• _AIM_
Write down each entry again, exactly as it reads.

• _RECORDED DATA_
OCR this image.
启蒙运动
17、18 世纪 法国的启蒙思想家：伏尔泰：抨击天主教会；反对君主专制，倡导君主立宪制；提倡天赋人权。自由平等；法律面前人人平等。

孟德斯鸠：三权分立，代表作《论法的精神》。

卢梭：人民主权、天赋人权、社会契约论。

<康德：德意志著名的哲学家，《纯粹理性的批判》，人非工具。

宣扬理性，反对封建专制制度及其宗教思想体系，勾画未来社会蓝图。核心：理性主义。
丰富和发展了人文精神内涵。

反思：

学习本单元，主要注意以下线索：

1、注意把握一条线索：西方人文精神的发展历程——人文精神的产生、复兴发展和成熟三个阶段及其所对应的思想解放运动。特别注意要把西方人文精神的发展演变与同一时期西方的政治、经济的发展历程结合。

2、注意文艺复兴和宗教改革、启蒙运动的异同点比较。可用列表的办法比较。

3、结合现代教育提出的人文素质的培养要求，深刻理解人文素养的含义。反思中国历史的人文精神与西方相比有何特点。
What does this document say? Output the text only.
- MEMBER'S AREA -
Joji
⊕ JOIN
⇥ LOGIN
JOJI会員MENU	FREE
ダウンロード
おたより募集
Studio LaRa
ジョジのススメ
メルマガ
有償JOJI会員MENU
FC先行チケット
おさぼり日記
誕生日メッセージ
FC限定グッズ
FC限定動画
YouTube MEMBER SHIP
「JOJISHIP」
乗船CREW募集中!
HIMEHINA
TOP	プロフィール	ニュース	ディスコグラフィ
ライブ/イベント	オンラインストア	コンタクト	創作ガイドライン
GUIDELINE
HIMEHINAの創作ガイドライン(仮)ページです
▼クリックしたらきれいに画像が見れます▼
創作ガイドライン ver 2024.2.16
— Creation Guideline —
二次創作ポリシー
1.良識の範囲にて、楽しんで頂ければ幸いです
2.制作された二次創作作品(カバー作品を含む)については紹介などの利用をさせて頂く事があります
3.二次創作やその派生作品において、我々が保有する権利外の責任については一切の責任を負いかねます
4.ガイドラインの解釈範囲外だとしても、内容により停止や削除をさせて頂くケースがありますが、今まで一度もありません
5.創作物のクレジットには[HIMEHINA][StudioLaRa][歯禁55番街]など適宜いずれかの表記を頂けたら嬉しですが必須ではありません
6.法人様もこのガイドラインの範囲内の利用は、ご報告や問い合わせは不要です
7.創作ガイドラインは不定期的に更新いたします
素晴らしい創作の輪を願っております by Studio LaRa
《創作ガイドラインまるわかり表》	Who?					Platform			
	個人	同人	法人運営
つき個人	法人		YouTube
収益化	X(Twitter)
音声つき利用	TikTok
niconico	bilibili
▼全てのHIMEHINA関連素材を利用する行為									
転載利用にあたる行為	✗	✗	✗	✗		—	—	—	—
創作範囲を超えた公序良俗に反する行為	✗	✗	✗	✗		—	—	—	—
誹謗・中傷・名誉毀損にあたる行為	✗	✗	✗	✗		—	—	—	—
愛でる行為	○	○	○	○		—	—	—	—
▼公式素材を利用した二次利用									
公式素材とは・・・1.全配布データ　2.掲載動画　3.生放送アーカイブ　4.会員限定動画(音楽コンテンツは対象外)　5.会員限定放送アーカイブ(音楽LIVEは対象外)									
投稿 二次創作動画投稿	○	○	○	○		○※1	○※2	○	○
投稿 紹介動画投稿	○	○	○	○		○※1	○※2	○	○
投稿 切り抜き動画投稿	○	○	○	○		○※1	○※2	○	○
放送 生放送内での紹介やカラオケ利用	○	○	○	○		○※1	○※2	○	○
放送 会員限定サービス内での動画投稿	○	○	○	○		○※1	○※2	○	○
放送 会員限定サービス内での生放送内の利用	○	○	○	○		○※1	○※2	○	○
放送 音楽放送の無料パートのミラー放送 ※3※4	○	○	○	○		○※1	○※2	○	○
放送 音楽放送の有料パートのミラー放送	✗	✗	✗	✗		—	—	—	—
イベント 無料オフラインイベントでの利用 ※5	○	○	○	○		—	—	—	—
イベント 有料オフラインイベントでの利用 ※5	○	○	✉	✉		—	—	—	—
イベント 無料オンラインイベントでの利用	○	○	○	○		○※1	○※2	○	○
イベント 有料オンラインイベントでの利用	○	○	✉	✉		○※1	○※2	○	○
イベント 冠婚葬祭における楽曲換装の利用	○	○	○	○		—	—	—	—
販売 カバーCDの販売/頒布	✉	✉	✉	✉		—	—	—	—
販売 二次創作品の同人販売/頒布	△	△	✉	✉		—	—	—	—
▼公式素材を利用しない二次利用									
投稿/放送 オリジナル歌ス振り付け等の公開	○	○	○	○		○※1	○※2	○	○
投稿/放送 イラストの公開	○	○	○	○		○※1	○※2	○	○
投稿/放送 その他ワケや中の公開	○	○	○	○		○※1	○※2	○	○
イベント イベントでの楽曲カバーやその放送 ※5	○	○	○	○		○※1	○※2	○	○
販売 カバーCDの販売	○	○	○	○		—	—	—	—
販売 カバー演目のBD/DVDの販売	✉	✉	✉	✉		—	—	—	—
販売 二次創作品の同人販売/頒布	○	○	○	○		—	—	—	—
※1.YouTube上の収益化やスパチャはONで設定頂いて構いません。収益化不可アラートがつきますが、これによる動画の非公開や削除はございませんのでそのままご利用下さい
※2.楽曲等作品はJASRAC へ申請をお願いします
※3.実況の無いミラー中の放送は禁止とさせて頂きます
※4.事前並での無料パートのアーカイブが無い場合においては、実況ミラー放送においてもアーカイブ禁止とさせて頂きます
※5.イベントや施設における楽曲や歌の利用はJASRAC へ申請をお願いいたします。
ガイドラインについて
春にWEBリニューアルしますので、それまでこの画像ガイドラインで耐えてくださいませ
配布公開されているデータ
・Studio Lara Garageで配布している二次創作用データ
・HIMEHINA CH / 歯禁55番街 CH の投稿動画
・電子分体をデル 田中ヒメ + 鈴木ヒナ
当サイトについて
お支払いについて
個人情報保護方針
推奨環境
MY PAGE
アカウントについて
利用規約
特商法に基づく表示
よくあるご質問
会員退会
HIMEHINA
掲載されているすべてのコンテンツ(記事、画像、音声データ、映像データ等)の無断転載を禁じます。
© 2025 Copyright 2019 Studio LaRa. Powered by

• _ANSWER TO THE TASK_
OCR this image.
启蒙运动
17、18 世纪 法国的启蒙思想家：伏尔泰：抨击天主教会；反对君主专制，倡导君主立宪制；提倡天赋人权。自由平等；法律面前人人平等。

孟德斯鸠：三权分立，代表作《论法的精神》。

卢梭：人民主权、天赋人权、社会契约论。

<康德：德意志著名的哲学家，《纯粹理性的批判》，人非工具。

宣扬理性，反对封建专制制度及其宗教思想体系，勾画未来社会蓝图。核心：理性主义。
丰富和发展了人文精神内涵。

反思：

学习本单元，主要注意以下线索：

1、注意把握一条线索：西方人文精神的发展历程——人文精神的产生、复兴发展和成熟三个阶段及其所对应的思想解放运动。特别注意要把西方人文精神的发展演变与同一时期西方的政治、经济的发展历程结合。

2、注意文艺复兴和宗教改革、启蒙运动的异同点比较。可用列表的办法比较。

3、结合现代教育提出的人文素质的培养要求，深刻理解人文素养的含义。反思中国历史的人文精神与西方相比有何特点。
What does this document say? Output the text only.
- MEMBER'S AREA -
Joji
⊕ JOIN
⇥ LOGIN
JOJI会員MENU	FREE
ダウンロード
おたより募集
Studio LaRa
ジョジのススメ
メルマガ
有償JOJI会員MENU
FC先行チケット
おさぼり日記
誕生日メッセージ
FC限定グッズ
FC限定動画
YouTube MEMBER SHIP
「JOJISHIP」
乗船CREW募集中!
HIMEHINA
TOP	プロフィール	ニュース	ディスコグラフィ
ライブ/イベント	オンラインストア	コンタクト	創作ガイドライン
GUIDELINE
HIMEHINAの創作ガイドライン(仮)ページです
▼クリックしたらきれいに画像が見れます▼
創作ガイドライン ver 2024.2.16
— Creation Guideline —
二次創作ポリシー
1.良識の範囲にて、楽しんで頂ければ幸いです
2.制作された二次創作作品(カバー作品を含む)については紹介などの利用をさせて頂く事があります
3.二次創作やその派生作品において、我々が保有する権利外の責任については一切の責任を負いかねます
4.ガイドラインの解釈範囲外だとしても、内容により停止や削除をさせて頂くケースがありますが、今まで一度もありません
5.創作物のクレジットには[HIMEHINA][StudioLaRa][歯禁55番街]など適宜いずれかの表記を頂けたら嬉しですが必須ではありません
6.法人様もこのガイドラインの範囲内の利用は、ご報告や問い合わせは不要です
7.創作ガイドラインは不定期的に更新いたします
素晴らしい創作の輪を願っております by Studio LaRa
《創作ガイドラインまるわかり表》	Who?					Platform			
	個人	同人	法人運営
つき個人	法人		YouTube
収益化	X(Twitter)
音声つき利用	TikTok
niconico	bilibili
▼全てのHIMEHINA関連素材を利用する行為									
転載利用にあたる行為	✗	✗	✗	✗		—	—	—	—
創作範囲を超えた公序良俗に反する行為	✗	✗	✗	✗		—	—	—	—
誹謗・中傷・名誉毀損にあたる行為	✗	✗	✗	✗		—	—	—	—
愛でる行為	○	○	○	○		—	—	—	—
▼公式素材を利用した二次利用									
公式素材とは・・・1.全配布データ　2.掲載動画　3.生放送アーカイブ　4.会員限定動画(音楽コンテンツは対象外)　5.会員限定放送アーカイブ(音楽LIVEは対象外)									
投稿 二次創作動画投稿	○	○	○	○		○※1	○※2	○	○
投稿 紹介動画投稿	○	○	○	○		○※1	○※2	○	○
投稿 切り抜き動画投稿	○	○	○	○		○※1	○※2	○	○
放送 生放送内での紹介やカラオケ利用	○	○	○	○		○※1	○※2	○	○
放送 会員限定サービス内での動画投稿	○	○	○	○		○※1	○※2	○	○
放送 会員限定サービス内での生放送内の利用	○	○	○	○		○※1	○※2	○	○
放送 音楽放送の無料パートのミラー放送 ※3※4	○	○	○	○		○※1	○※2	○	○
放送 音楽放送の有料パートのミラー放送	✗	✗	✗	✗		—	—	—	—
イベント 無料オフラインイベントでの利用 ※5	○	○	○	○		—	—	—	—
イベント 有料オフラインイベントでの利用 ※5	○	○	✉	✉		—	—	—	—
イベント 無料オンラインイベントでの利用	○	○	○	○		○※1	○※2	○	○
イベント 有料オンラインイベントでの利用	○	○	✉	✉		○※1	○※2	○	○
イベント 冠婚葬祭における楽曲換装の利用	○	○	○	○		—	—	—	—
販売 カバーCDの販売/頒布	✉	✉	✉	✉		—	—	—	—
販売 二次創作品の同人販売/頒布	△	△	✉	✉		—	—	—	—
▼公式素材を利用しない二次利用									
投稿/放送 オリジナル歌ス振り付け等の公開	○	○	○	○		○※1	○※2	○	○
投稿/放送 イラストの公開	○	○	○	○		○※1	○※2	○	○
投稿/放送 その他ワケや中の公開	○	○	○	○		○※1	○※2	○	○
イベント イベントでの楽曲カバーやその放送 ※5	○	○	○	○		○※1	○※2	○	○
販売 カバーCDの販売	○	○	○	○		—	—	—	—
販売 カバー演目のBD/DVDの販売	✉	✉	✉	✉		—	—	—	—
販売 二次創作品の同人販売/頒布	○	○	○	○		—	—	—	—
※1.YouTube上の収益化やスパチャはONで設定頂いて構いません。収益化不可アラートがつきますが、これによる動画の非公開や削除はございませんのでそのままご利用下さい
※2.楽曲等作品はJASRAC へ申請をお願いします
※3.実況の無いミラー中の放送は禁止とさせて頂きます
※4.事前並での無料パートのアーカイブが無い場合においては、実況ミラー放送においてもアーカイブ禁止とさせて頂きます
※5.イベントや施設における楽曲や歌の利用はJASRAC へ申請をお願いいたします。
ガイドラインについて
春にWEBリニューアルしますので、それまでこの画像ガイドラインで耐えてくださいませ
配布公開されているデータ
・Studio Lara Garageで配布している二次創作用データ
・HIMEHINA CH / 歯禁55番街 CH の投稿動画
・電子分体をデル 田中ヒメ + 鈴木ヒナ
当サイトについて
お支払いについて
個人情報保護方針
推奨環境
MY PAGE
アカウントについて
利用規約
特商法に基づく表示
よくあるご質問
会員退会
HIMEHINA
掲載されているすべてのコンテンツ(記事、画像、音声データ、映像データ等)の無断転載を禁じます。
© 2025 Copyright 2019 Studio LaRa. Powered by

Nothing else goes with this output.